**DESCRIPTION OF THE TASK**
Each entry should be quoted word for word, including every mark of punctuation.

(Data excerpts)
______
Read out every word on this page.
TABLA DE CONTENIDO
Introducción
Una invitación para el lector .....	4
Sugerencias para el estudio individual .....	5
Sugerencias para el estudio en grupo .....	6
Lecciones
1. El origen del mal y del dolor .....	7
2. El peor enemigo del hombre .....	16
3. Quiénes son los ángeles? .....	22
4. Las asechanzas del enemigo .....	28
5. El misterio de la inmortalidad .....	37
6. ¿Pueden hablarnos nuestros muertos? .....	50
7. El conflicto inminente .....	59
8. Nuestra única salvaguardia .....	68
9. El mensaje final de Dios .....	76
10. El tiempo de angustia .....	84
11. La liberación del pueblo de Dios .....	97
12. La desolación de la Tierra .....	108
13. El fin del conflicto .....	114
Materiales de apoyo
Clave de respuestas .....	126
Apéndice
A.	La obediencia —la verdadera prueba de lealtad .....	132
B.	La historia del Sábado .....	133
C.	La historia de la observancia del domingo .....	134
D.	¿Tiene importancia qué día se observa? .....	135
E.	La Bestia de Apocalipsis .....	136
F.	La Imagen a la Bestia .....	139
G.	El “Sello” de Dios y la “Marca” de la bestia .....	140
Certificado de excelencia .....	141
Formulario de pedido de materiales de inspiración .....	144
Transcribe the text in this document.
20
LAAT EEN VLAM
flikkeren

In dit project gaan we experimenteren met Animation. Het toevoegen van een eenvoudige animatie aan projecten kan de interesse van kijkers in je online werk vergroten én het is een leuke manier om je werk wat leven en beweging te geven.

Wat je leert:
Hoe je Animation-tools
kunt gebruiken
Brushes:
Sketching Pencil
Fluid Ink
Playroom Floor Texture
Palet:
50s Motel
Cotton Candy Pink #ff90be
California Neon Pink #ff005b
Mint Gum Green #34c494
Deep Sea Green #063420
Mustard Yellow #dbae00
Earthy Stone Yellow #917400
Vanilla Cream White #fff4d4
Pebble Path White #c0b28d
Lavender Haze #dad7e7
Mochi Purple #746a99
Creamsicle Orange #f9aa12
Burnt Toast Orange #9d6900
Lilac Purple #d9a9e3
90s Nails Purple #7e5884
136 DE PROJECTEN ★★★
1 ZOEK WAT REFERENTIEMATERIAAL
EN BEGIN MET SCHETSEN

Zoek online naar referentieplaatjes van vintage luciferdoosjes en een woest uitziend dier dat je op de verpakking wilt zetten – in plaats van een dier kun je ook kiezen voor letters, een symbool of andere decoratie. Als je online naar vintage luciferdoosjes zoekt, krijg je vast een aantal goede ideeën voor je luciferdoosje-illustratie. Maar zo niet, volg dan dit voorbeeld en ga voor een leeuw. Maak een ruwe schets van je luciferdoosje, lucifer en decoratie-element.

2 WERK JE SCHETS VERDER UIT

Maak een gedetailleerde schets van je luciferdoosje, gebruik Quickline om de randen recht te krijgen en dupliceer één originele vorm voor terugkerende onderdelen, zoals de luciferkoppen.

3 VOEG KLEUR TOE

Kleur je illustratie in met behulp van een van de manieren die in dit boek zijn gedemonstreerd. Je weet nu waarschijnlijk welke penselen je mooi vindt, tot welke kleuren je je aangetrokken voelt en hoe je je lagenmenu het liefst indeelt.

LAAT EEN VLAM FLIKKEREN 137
______
**RESULT**
Read out every word on this page.
TABLA DE CONTENIDO
Introducción
Una invitación para el lector .....	4
Sugerencias para el estudio individual .....	5
Sugerencias para el estudio en grupo .....	6
Lecciones
1. El origen del mal y del dolor .....	7
2. El peor enemigo del hombre .....	16
3. Quiénes son los ángeles? .....	22
4. Las asechanzas del enemigo .....	28
5. El misterio de la inmortalidad .....	37
6. ¿Pueden hablarnos nuestros muertos? .....	50
7. El conflicto inminente .....	59
8. Nuestra única salvaguardia .....	68
9. El mensaje final de Dios .....	76
10. El tiempo de angustia .....	84
11. La liberación del pueblo de Dios .....	97
12. La desolación de la Tierra .....	108
13. El fin del conflicto .....	114
Materiales de apoyo
Clave de respuestas .....	126
Apéndice
A.	La obediencia —la verdadera prueba de lealtad .....	132
B.	La historia del Sábado .....	133
C.	La historia de la observancia del domingo .....	134
D.	¿Tiene importancia qué día se observa? .....	135
E.	La Bestia de Apocalipsis .....	136
F.	La Imagen a la Bestia .....	139
G.	El “Sello” de Dios y la “Marca” de la bestia .....	140
Certificado de excelencia .....	141
Formulario de pedido de materiales de inspiración .....	144
Transcribe the text in this document.
20
LAAT EEN VLAM
flikkeren

In dit project gaan we experimenteren met Animation. Het toevoegen van een eenvoudige animatie aan projecten kan de interesse van kijkers in je online werk vergroten én het is een leuke manier om je werk wat leven en beweging te geven.

Wat je leert:
Hoe je Animation-tools
kunt gebruiken
Brushes:
Sketching Pencil
Fluid Ink
Playroom Floor Texture
Palet:
50s Motel
Cotton Candy Pink #ff90be
California Neon Pink #ff005b
Mint Gum Green #34c494
Deep Sea Green #063420
Mustard Yellow #dbae00
Earthy Stone Yellow #917400
Vanilla Cream White #fff4d4
Pebble Path White #c0b28d
Lavender Haze #dad7e7
Mochi Purple #746a99
Creamsicle Orange #f9aa12
Burnt Toast Orange #9d6900
Lilac Purple #d9a9e3
90s Nails Purple #7e5884
136 DE PROJECTEN ★★★
1 ZOEK WAT REFERENTIEMATERIAAL
EN BEGIN MET SCHETSEN

Zoek online naar referentieplaatjes van vintage luciferdoosjes en een woest uitziend dier dat je op de verpakking wilt zetten – in plaats van een dier kun je ook kiezen voor letters, een symbool of andere decoratie. Als je online naar vintage luciferdoosjes zoekt, krijg je vast een aantal goede ideeën voor je luciferdoosje-illustratie. Maar zo niet, volg dan dit voorbeeld en ga voor een leeuw. Maak een ruwe schets van je luciferdoosje, lucifer en decoratie-element.

2 WERK JE SCHETS VERDER UIT

Maak een gedetailleerde schets van je luciferdoosje, gebruik Quickline om de randen recht te krijgen en dupliceer één originele vorm voor terugkerende onderdelen, zoals de luciferkoppen.

3 VOEG KLEUR TOE

Kleur je illustratie in met behulp van een van de manieren die in dit boek zijn gedemonstreerd. Je weet nu waarschijnlijk welke penselen je mooi vindt, tot welke kleuren je je aangetrokken voelt en hoe je je lagenmenu het liefst indeelt.

LAAT EEN VLAM FLIKKEREN 137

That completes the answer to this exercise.